— START RECORDS FOR THE EXERCISE —
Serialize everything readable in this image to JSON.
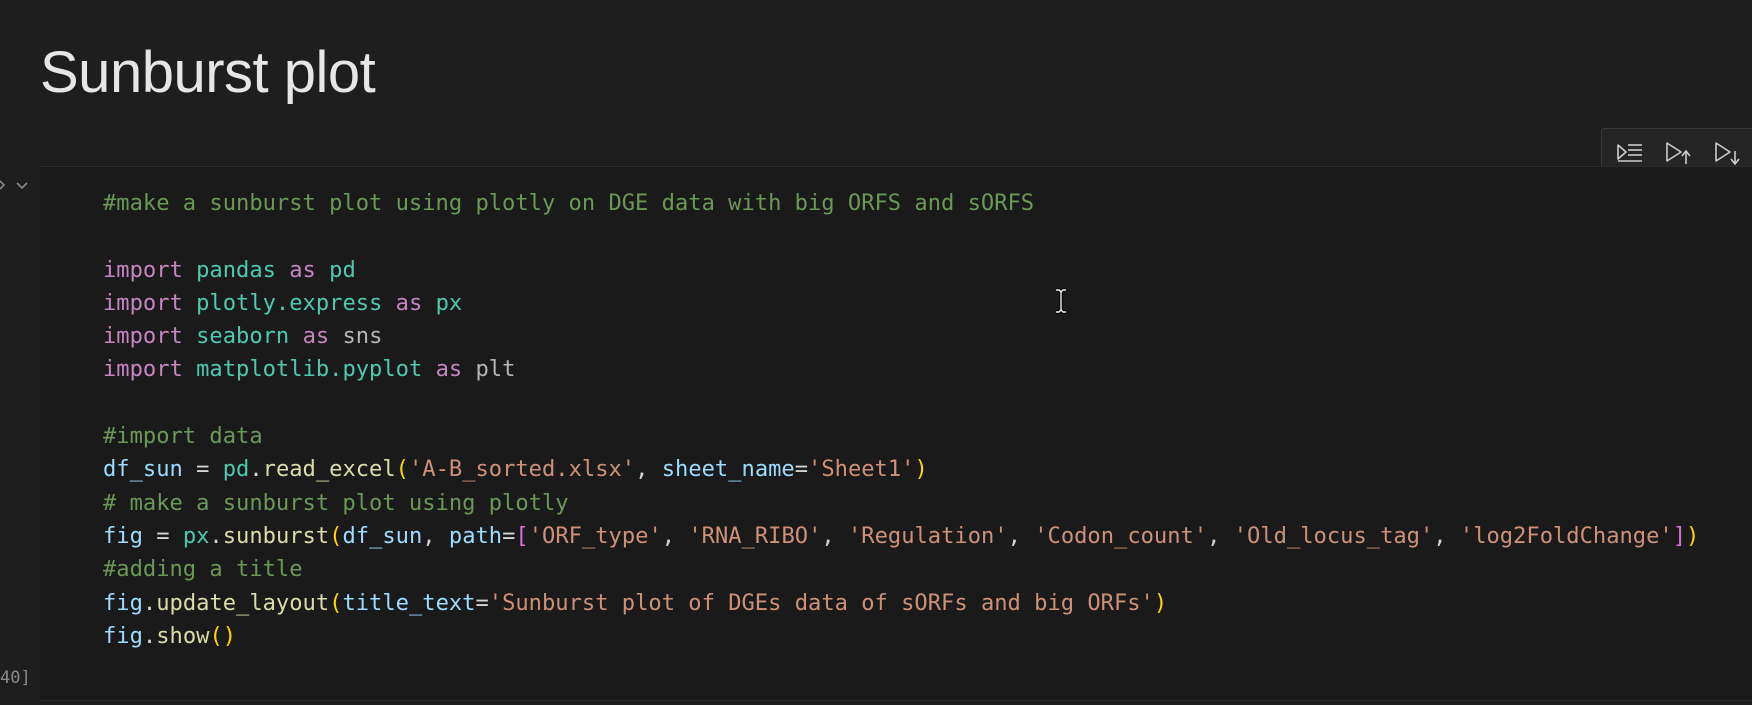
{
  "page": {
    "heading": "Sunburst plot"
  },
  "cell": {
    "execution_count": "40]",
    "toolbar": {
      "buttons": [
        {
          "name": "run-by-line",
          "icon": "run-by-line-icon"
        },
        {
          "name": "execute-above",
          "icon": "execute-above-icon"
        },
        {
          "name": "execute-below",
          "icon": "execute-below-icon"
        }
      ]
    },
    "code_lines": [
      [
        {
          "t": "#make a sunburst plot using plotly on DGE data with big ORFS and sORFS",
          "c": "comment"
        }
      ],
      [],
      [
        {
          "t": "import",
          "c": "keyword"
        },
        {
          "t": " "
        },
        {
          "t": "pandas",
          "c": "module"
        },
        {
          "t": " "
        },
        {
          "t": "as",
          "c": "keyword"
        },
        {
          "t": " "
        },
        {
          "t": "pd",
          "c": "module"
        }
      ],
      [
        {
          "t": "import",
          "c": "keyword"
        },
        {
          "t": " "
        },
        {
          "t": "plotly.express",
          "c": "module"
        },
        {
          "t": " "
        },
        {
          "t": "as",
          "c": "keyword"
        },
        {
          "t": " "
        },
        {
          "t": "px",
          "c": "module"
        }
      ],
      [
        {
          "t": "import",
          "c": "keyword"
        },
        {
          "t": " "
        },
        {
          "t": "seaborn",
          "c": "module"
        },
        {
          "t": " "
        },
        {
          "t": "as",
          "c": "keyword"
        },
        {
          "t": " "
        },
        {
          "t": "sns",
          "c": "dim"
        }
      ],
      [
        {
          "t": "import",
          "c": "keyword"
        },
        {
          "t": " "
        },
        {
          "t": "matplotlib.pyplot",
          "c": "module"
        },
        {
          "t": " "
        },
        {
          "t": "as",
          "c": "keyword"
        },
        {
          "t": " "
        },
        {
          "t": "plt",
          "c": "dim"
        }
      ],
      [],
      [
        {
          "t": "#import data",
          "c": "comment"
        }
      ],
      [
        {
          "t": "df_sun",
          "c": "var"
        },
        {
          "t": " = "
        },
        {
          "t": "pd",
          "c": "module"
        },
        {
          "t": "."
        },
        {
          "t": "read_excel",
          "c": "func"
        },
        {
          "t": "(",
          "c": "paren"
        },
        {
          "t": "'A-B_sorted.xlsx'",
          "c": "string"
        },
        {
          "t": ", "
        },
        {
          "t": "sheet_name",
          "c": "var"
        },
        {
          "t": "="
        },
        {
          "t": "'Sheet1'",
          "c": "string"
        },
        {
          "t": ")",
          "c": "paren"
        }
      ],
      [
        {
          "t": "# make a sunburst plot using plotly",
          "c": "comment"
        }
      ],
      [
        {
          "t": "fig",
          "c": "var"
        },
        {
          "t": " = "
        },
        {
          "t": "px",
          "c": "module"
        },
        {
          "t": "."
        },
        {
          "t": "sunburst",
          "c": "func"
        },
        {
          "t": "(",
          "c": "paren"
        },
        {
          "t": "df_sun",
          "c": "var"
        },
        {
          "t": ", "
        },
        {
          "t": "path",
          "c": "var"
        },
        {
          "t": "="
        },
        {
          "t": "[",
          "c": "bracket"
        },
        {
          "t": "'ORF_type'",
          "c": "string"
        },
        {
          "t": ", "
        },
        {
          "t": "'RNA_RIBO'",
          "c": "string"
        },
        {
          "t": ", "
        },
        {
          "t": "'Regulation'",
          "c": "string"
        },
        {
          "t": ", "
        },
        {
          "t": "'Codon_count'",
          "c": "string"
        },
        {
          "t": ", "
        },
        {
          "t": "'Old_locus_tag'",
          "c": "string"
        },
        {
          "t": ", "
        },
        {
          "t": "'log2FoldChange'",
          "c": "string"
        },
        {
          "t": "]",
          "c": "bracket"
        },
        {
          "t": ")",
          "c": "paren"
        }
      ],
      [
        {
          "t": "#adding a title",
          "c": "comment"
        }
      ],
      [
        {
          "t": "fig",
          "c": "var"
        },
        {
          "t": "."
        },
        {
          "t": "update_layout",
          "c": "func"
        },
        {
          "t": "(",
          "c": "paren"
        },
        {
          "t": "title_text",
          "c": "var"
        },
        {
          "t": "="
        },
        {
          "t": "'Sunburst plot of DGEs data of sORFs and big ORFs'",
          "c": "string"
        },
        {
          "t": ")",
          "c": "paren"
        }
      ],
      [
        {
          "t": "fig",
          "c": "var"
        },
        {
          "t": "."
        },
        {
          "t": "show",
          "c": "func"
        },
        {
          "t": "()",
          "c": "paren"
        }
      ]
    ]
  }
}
— END RECORDS FOR THE EXERCISE —
EXERCISE INSTRUCTIONS – Report the number of lines in the listing above that include the word "data", and nothing else.

EXPECTED ANSWER – 3